# What is being asked:
Search the listing below for the word "China" and copy each line that holds it.

[Start Data]

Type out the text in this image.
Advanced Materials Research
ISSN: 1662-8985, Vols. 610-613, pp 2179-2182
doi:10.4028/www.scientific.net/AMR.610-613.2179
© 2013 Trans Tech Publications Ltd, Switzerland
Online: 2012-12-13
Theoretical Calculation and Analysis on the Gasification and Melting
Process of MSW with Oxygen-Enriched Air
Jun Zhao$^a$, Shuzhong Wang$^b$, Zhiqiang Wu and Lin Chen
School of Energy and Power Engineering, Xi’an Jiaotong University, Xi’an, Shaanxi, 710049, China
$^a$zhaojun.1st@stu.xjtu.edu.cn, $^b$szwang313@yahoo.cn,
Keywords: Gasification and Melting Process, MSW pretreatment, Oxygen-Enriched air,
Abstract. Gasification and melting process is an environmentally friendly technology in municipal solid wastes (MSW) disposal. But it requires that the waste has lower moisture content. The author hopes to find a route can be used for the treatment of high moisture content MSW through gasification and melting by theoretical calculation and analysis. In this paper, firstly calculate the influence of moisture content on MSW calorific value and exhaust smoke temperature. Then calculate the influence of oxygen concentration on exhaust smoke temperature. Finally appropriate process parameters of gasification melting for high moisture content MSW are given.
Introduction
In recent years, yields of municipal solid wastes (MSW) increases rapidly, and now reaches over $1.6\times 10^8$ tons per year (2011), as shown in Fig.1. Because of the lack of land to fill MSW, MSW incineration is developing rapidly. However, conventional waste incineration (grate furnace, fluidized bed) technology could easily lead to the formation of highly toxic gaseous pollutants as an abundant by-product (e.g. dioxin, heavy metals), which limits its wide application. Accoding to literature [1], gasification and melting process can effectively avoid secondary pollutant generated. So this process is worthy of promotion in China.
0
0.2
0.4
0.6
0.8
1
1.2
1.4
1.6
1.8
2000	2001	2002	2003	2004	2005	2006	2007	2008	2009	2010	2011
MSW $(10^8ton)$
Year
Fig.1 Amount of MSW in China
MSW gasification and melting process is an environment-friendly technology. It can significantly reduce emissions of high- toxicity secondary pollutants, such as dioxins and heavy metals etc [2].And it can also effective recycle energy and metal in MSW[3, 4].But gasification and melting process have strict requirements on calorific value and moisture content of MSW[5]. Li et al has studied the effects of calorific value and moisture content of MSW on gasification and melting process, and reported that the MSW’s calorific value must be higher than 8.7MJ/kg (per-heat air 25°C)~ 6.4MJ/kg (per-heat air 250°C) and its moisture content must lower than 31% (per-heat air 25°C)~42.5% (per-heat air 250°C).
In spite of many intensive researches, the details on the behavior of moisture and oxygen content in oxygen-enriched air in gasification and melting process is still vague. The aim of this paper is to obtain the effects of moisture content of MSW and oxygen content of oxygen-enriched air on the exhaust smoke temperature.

[End Data]

# Problem solution:
School of Energy and Power Engineering, Xi’an Jiaotong University, Xi’an, Shaanxi, 710049, China
In recent years, yields of municipal solid wastes (MSW) increases rapidly, and now reaches over $1.6\times 10^8$ tons per year (2011), as shown in Fig.1. Because of the lack of land to fill MSW, MSW incineration is developing rapidly. However, conventional waste incineration (grate furnace, fluidized bed) technology could easily lead to the formation of highly toxic gaseous pollutants as an abundant by-product (e.g. dioxin, heavy metals), which limits its wide application. Accoding to literature [1], gasification and melting process can effectively avoid secondary pollutant generated. So this process is worthy of promotion in China.
Fig.1 Amount of MSW in China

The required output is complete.